Task brief. Restate the complete material exactly.

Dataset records
——————————
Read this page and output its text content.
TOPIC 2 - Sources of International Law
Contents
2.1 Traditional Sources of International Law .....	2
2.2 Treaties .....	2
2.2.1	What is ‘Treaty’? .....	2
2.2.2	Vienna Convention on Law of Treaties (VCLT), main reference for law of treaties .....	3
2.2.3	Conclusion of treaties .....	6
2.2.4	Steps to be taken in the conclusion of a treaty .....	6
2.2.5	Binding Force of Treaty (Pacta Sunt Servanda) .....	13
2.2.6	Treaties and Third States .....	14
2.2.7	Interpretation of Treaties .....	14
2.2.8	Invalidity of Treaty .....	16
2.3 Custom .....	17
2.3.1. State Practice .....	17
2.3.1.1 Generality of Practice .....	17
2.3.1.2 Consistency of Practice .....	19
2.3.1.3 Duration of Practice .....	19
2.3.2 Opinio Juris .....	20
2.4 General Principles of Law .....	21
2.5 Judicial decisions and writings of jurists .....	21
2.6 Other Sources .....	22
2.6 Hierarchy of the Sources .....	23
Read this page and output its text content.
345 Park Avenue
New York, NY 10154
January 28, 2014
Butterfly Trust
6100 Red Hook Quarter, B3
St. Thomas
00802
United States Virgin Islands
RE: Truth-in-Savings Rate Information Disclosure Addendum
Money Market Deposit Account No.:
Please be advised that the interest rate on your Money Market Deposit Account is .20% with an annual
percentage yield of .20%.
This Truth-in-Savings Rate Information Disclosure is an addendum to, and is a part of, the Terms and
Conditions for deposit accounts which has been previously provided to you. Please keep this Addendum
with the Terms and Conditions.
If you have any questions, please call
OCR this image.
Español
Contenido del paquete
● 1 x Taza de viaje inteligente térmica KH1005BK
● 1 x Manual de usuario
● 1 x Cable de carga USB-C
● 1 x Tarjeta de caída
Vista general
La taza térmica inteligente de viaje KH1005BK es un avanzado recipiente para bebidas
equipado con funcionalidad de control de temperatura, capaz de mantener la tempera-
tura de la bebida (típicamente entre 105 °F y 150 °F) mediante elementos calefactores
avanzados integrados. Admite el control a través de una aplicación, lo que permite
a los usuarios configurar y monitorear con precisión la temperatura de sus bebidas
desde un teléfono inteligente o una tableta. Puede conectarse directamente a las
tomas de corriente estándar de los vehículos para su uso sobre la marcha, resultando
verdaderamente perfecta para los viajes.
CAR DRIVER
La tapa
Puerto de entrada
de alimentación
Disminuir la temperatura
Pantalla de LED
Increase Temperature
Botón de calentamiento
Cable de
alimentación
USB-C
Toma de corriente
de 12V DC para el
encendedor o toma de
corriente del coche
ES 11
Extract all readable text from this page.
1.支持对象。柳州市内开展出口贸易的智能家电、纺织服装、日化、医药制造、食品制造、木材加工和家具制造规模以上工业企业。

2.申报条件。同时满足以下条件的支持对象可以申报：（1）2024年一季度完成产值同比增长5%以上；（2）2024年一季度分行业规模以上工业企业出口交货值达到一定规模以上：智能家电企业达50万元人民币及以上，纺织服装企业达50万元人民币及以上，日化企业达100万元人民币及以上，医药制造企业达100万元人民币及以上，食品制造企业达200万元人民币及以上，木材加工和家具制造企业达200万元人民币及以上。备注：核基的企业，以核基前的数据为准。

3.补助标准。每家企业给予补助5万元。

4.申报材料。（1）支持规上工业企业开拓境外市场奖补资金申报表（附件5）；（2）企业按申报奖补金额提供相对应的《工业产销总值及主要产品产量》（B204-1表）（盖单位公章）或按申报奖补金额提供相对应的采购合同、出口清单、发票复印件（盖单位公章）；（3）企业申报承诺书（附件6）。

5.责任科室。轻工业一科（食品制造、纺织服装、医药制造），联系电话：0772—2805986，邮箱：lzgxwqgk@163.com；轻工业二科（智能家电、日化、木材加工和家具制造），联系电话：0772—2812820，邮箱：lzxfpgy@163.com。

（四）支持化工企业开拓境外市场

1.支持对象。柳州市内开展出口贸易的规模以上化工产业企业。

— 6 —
——————————
Answer for this exercise.
Read this page and output its text content.
TOPIC 2 - Sources of International Law
Contents
2.1 Traditional Sources of International Law .....	2
2.2 Treaties .....	2
2.2.1	What is ‘Treaty’? .....	2
2.2.2	Vienna Convention on Law of Treaties (VCLT), main reference for law of treaties .....	3
2.2.3	Conclusion of treaties .....	6
2.2.4	Steps to be taken in the conclusion of a treaty .....	6
2.2.5	Binding Force of Treaty (Pacta Sunt Servanda) .....	13
2.2.6	Treaties and Third States .....	14
2.2.7	Interpretation of Treaties .....	14
2.2.8	Invalidity of Treaty .....	16
2.3 Custom .....	17
2.3.1. State Practice .....	17
2.3.1.1 Generality of Practice .....	17
2.3.1.2 Consistency of Practice .....	19
2.3.1.3 Duration of Practice .....	19
2.3.2 Opinio Juris .....	20
2.4 General Principles of Law .....	21
2.5 Judicial decisions and writings of jurists .....	21
2.6 Other Sources .....	22
2.6 Hierarchy of the Sources .....	23
Read this page and output its text content.
345 Park Avenue
New York, NY 10154
January 28, 2014
Butterfly Trust
6100 Red Hook Quarter, B3
St. Thomas
00802
United States Virgin Islands
RE: Truth-in-Savings Rate Information Disclosure Addendum
Money Market Deposit Account No.:
Please be advised that the interest rate on your Money Market Deposit Account is .20% with an annual
percentage yield of .20%.
This Truth-in-Savings Rate Information Disclosure is an addendum to, and is a part of, the Terms and
Conditions for deposit accounts which has been previously provided to you. Please keep this Addendum
with the Terms and Conditions.
If you have any questions, please call
OCR this image.
Español
Contenido del paquete
● 1 x Taza de viaje inteligente térmica KH1005BK
● 1 x Manual de usuario
● 1 x Cable de carga USB-C
● 1 x Tarjeta de caída
Vista general
La taza térmica inteligente de viaje KH1005BK es un avanzado recipiente para bebidas
equipado con funcionalidad de control de temperatura, capaz de mantener la tempera-
tura de la bebida (típicamente entre 105 °F y 150 °F) mediante elementos calefactores
avanzados integrados. Admite el control a través de una aplicación, lo que permite
a los usuarios configurar y monitorear con precisión la temperatura de sus bebidas
desde un teléfono inteligente o una tableta. Puede conectarse directamente a las
tomas de corriente estándar de los vehículos para su uso sobre la marcha, resultando
verdaderamente perfecta para los viajes.
CAR DRIVER
La tapa
Puerto de entrada
de alimentación
Disminuir la temperatura
Pantalla de LED
Increase Temperature
Botón de calentamiento
Cable de
alimentación
USB-C
Toma de corriente
de 12V DC para el
encendedor o toma de
corriente del coche
ES 11
Extract all readable text from this page.
1.支持对象。柳州市内开展出口贸易的智能家电、纺织服装、日化、医药制造、食品制造、木材加工和家具制造规模以上工业企业。

2.申报条件。同时满足以下条件的支持对象可以申报：（1）2024年一季度完成产值同比增长5%以上；（2）2024年一季度分行业规模以上工业企业出口交货值达到一定规模以上：智能家电企业达50万元人民币及以上，纺织服装企业达50万元人民币及以上，日化企业达100万元人民币及以上，医药制造企业达100万元人民币及以上，食品制造企业达200万元人民币及以上，木材加工和家具制造企业达200万元人民币及以上。备注：核基的企业，以核基前的数据为准。

3.补助标准。每家企业给予补助5万元。

4.申报材料。（1）支持规上工业企业开拓境外市场奖补资金申报表（附件5）；（2）企业按申报奖补金额提供相对应的《工业产销总值及主要产品产量》（B204-1表）（盖单位公章）或按申报奖补金额提供相对应的采购合同、出口清单、发票复印件（盖单位公章）；（3）企业申报承诺书（附件6）。

5.责任科室。轻工业一科（食品制造、纺织服装、医药制造），联系电话：0772—2805986，邮箱：lzgxwqgk@163.com；轻工业二科（智能家电、日化、木材加工和家具制造），联系电话：0772—2812820，邮箱：lzxfpgy@163.com。

（四）支持化工企业开拓境外市场

1.支持对象。柳州市内开展出口贸易的规模以上化工产业企业。

— 6 —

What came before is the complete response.